Stored data:
[START]

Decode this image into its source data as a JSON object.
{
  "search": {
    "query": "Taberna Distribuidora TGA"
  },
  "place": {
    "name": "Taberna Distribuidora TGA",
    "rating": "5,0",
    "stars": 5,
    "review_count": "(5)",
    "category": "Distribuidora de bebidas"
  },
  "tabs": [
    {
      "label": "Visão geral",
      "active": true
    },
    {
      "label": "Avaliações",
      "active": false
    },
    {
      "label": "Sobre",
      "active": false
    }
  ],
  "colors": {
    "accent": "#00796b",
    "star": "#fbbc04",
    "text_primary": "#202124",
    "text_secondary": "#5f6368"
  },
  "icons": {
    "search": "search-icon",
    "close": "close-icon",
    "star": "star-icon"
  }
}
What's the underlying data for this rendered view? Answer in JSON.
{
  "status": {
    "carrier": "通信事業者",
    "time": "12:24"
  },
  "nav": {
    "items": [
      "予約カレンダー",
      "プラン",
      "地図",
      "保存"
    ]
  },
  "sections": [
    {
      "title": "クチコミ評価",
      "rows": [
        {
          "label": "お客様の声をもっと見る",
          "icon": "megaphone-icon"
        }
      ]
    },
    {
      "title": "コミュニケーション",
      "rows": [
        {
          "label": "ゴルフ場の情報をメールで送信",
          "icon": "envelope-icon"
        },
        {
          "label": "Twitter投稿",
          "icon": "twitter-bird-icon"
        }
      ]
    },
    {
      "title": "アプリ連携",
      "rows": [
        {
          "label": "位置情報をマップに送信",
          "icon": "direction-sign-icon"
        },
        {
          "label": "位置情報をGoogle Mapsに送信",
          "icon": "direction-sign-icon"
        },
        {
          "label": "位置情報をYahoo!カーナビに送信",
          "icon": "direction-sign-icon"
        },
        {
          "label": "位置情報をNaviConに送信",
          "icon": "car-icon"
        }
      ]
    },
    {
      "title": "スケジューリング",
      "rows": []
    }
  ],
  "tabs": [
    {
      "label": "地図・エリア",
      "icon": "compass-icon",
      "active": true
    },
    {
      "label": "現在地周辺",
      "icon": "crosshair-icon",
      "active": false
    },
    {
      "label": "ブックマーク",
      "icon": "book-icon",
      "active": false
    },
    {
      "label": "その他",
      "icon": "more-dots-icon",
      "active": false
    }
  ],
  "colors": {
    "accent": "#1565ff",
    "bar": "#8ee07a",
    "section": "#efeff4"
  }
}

[END]

● **What you have to do**: Show every line from the entries above in which the word "this" appears.

● **Correct answer**:
Decode this image into its source data as a JSON object.
What's the underlying data for this rendered view? Answer in JSON.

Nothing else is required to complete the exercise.